→ **Directions**
Without the pictures, reproduce the records that follow exactly.

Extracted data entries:
——

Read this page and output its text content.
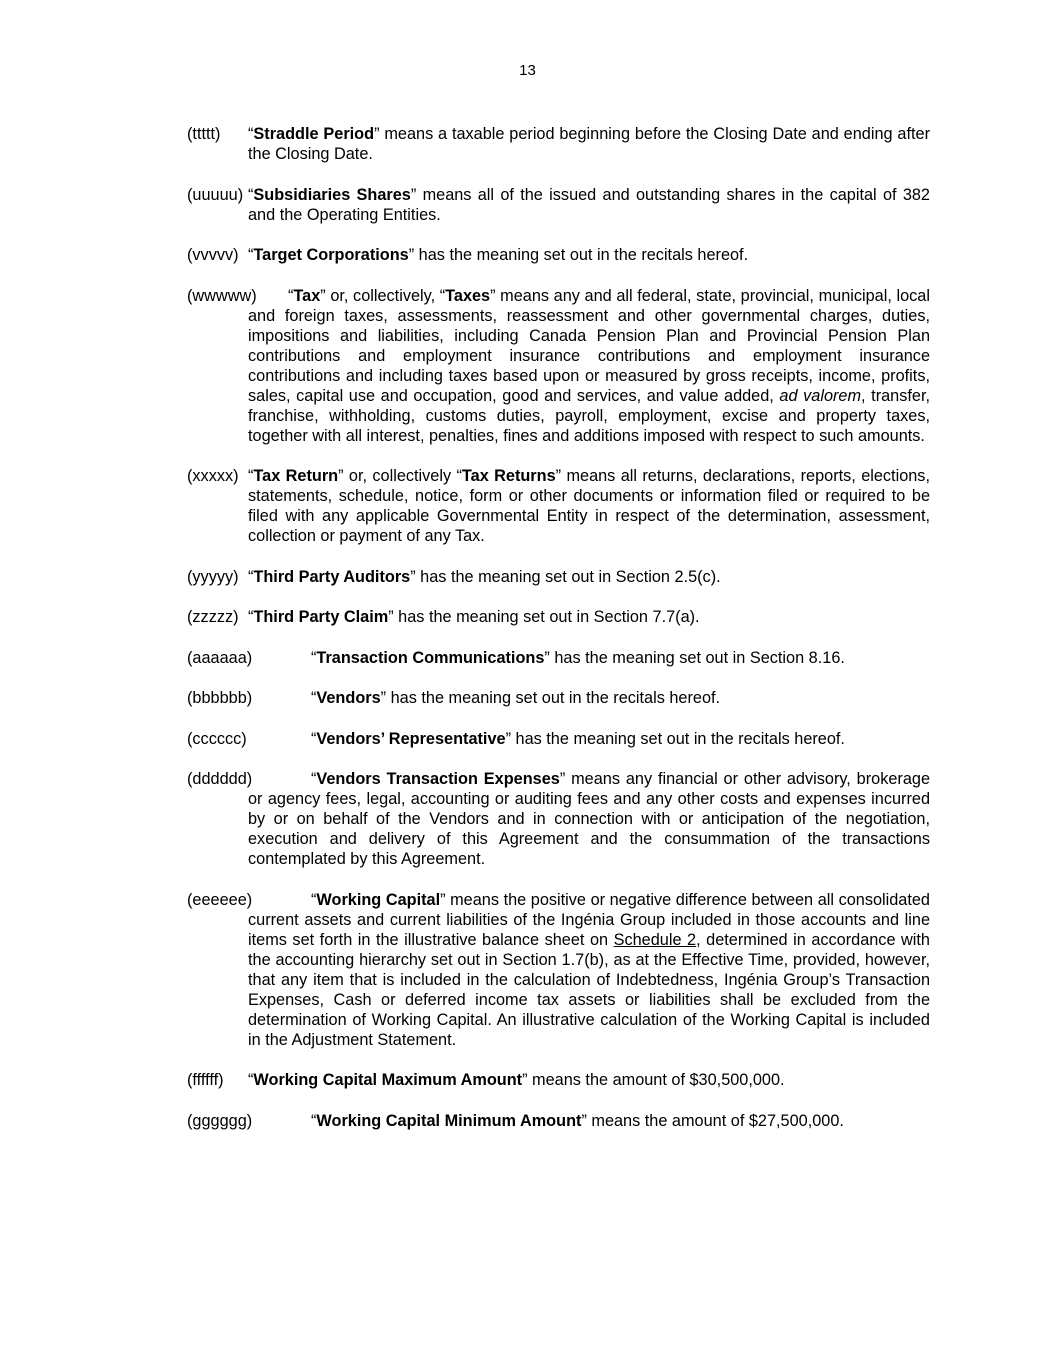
13
(ttttt) “Straddle Period” means a taxable period beginning before the Closing Date and ending after the Closing Date.
(uuuuu) “Subsidiaries Shares” means all of the issued and outstanding shares in the capital of 382 and the Operating Entities.
(vvvvv) “Target Corporations” has the meaning set out in the recitals hereof.
(wwwww) “Tax” or, collectively, “Taxes” means any and all federal, state, provincial, municipal, local and foreign taxes, assessments, reassessment and other governmental charges, duties, impositions and liabilities, including Canada Pension Plan and Provincial Pension Plan contributions and employment insurance contributions and employment insurance contributions and including taxes based upon or measured by gross receipts, income, profits, sales, capital use and occupation, good and services, and value added, ad valorem, transfer, franchise, withholding, customs duties, payroll, employment, excise and property taxes, together with all interest, penalties, fines and additions imposed with respect to such amounts.
(xxxxx) “Tax Return” or, collectively “Tax Returns” means all returns, declarations, reports, elections, statements, schedule, notice, form or other documents or information filed or required to be filed with any applicable Governmental Entity in respect of the determination, assessment, collection or payment of any Tax.
(yyyyy) “Third Party Auditors” has the meaning set out in Section 2.5(c).
(zzzzz) “Third Party Claim” has the meaning set out in Section 7.7(a).
(aaaaaa)	“Transaction Communications” has the meaning set out in Section 8.16.
(bbbbbb)	“Vendors” has the meaning set out in the recitals hereof.
(cccccc)	“Vendors’ Representative” has the meaning set out in the recitals hereof.
(dddddd)	“Vendors Transaction Expenses” means any financial or other advisory, brokerage or agency fees, legal, accounting or auditing fees and any other costs and expenses incurred by or on behalf of the Vendors and in connection with or anticipation of the negotiation, execution and delivery of this Agreement and the consummation of the transactions contemplated by this Agreement.
(eeeeee)	“Working Capital” means the positive or negative difference between all consolidated current assets and current liabilities of the Ingénia Group included in those accounts and line items set forth in the illustrative balance sheet on Schedule 2, determined in accordance with the accounting hierarchy set out in Section 1.7(b), as at the Effective Time, provided, however, that any item that is included in the calculation of Indebtedness, Ingénia Group’s Transaction Expenses, Cash or deferred income tax assets or liabilities shall be excluded from the determination of Working Capital. An illustrative calculation of the Working Capital is included in the Adjustment Statement.
(ffffff) “Working Capital Maximum Amount” means the amount of $30,500,000.
(gggggg)	“Working Capital Minimum Amount” means the amount of $27,500,000.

——

→ **Exercise answer**
Read this page and output its text content.
13
(ttttt) “Straddle Period” means a taxable period beginning before the Closing Date and ending after the Closing Date.
(uuuuu) “Subsidiaries Shares” means all of the issued and outstanding shares in the capital of 382 and the Operating Entities.
(vvvvv) “Target Corporations” has the meaning set out in the recitals hereof.
(wwwww) “Tax” or, collectively, “Taxes” means any and all federal, state, provincial, municipal, local and foreign taxes, assessments, reassessment and other governmental charges, duties, impositions and liabilities, including Canada Pension Plan and Provincial Pension Plan contributions and employment insurance contributions and employment insurance contributions and including taxes based upon or measured by gross receipts, income, profits, sales, capital use and occupation, good and services, and value added, ad valorem, transfer, franchise, withholding, customs duties, payroll, employment, excise and property taxes, together with all interest, penalties, fines and additions imposed with respect to such amounts.
(xxxxx) “Tax Return” or, collectively “Tax Returns” means all returns, declarations, reports, elections, statements, schedule, notice, form or other documents or information filed or required to be filed with any applicable Governmental Entity in respect of the determination, assessment, collection or payment of any Tax.
(yyyyy) “Third Party Auditors” has the meaning set out in Section 2.5(c).
(zzzzz) “Third Party Claim” has the meaning set out in Section 7.7(a).
(aaaaaa)	“Transaction Communications” has the meaning set out in Section 8.16.
(bbbbbb)	“Vendors” has the meaning set out in the recitals hereof.
(cccccc)	“Vendors’ Representative” has the meaning set out in the recitals hereof.
(dddddd)	“Vendors Transaction Expenses” means any financial or other advisory, brokerage or agency fees, legal, accounting or auditing fees and any other costs and expenses incurred by or on behalf of the Vendors and in connection with or anticipation of the negotiation, execution and delivery of this Agreement and the consummation of the transactions contemplated by this Agreement.
(eeeeee)	“Working Capital” means the positive or negative difference between all consolidated current assets and current liabilities of the Ingénia Group included in those accounts and line items set forth in the illustrative balance sheet on Schedule 2, determined in accordance with the accounting hierarchy set out in Section 1.7(b), as at the Effective Time, provided, however, that any item that is included in the calculation of Indebtedness, Ingénia Group’s Transaction Expenses, Cash or deferred income tax assets or liabilities shall be excluded from the determination of Working Capital. An illustrative calculation of the Working Capital is included in the Adjustment Statement.
(ffffff) “Working Capital Maximum Amount” means the amount of $30,500,000.
(gggggg)	“Working Capital Minimum Amount” means the amount of $27,500,000.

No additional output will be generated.